● Your task: Below is a block of records; return all of them exactly, but without the images.

● Data supplied:

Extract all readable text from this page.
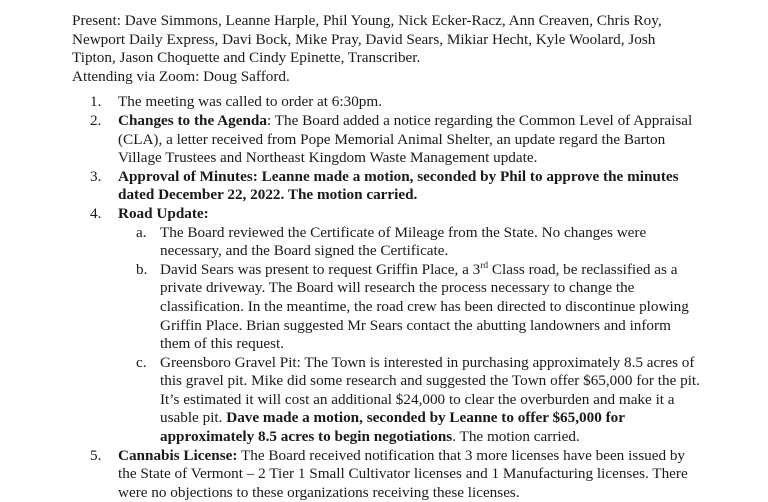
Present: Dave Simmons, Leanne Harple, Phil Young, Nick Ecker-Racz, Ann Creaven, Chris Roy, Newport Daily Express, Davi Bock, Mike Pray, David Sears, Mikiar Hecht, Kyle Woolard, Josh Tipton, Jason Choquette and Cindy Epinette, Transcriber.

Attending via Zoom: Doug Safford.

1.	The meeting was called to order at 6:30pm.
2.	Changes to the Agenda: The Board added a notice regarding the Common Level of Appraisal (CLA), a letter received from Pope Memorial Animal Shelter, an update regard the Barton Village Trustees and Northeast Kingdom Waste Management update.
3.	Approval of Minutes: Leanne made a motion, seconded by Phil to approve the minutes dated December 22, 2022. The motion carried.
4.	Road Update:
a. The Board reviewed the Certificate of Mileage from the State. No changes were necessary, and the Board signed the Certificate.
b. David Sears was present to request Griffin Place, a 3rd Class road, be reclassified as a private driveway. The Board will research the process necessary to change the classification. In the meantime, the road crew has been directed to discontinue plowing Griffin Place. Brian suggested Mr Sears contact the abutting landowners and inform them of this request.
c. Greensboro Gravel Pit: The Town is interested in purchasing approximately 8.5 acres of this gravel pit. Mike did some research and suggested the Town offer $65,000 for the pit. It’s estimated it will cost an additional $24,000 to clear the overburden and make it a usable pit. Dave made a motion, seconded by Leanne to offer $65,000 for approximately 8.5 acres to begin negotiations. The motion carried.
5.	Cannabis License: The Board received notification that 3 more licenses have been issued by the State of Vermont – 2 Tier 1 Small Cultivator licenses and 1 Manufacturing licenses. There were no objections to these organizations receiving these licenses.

● Answer:
Extract all readable text from this page.
Present: Dave Simmons, Leanne Harple, Phil Young, Nick Ecker-Racz, Ann Creaven, Chris Roy, Newport Daily Express, Davi Bock, Mike Pray, David Sears, Mikiar Hecht, Kyle Woolard, Josh Tipton, Jason Choquette and Cindy Epinette, Transcriber.

Attending via Zoom: Doug Safford.

1.	The meeting was called to order at 6:30pm.
2.	Changes to the Agenda: The Board added a notice regarding the Common Level of Appraisal (CLA), a letter received from Pope Memorial Animal Shelter, an update regard the Barton Village Trustees and Northeast Kingdom Waste Management update.
3.	Approval of Minutes: Leanne made a motion, seconded by Phil to approve the minutes dated December 22, 2022. The motion carried.
4.	Road Update:
a. The Board reviewed the Certificate of Mileage from the State. No changes were necessary, and the Board signed the Certificate.
b. David Sears was present to request Griffin Place, a 3rd Class road, be reclassified as a private driveway. The Board will research the process necessary to change the classification. In the meantime, the road crew has been directed to discontinue plowing Griffin Place. Brian suggested Mr Sears contact the abutting landowners and inform them of this request.
c. Greensboro Gravel Pit: The Town is interested in purchasing approximately 8.5 acres of this gravel pit. Mike did some research and suggested the Town offer $65,000 for the pit. It’s estimated it will cost an additional $24,000 to clear the overburden and make it a usable pit. Dave made a motion, seconded by Leanne to offer $65,000 for approximately 8.5 acres to begin negotiations. The motion carried.
5.	Cannabis License: The Board received notification that 3 more licenses have been issued by the State of Vermont – 2 Tier 1 Small Cultivator licenses and 1 Manufacturing licenses. There were no objections to these organizations receiving these licenses.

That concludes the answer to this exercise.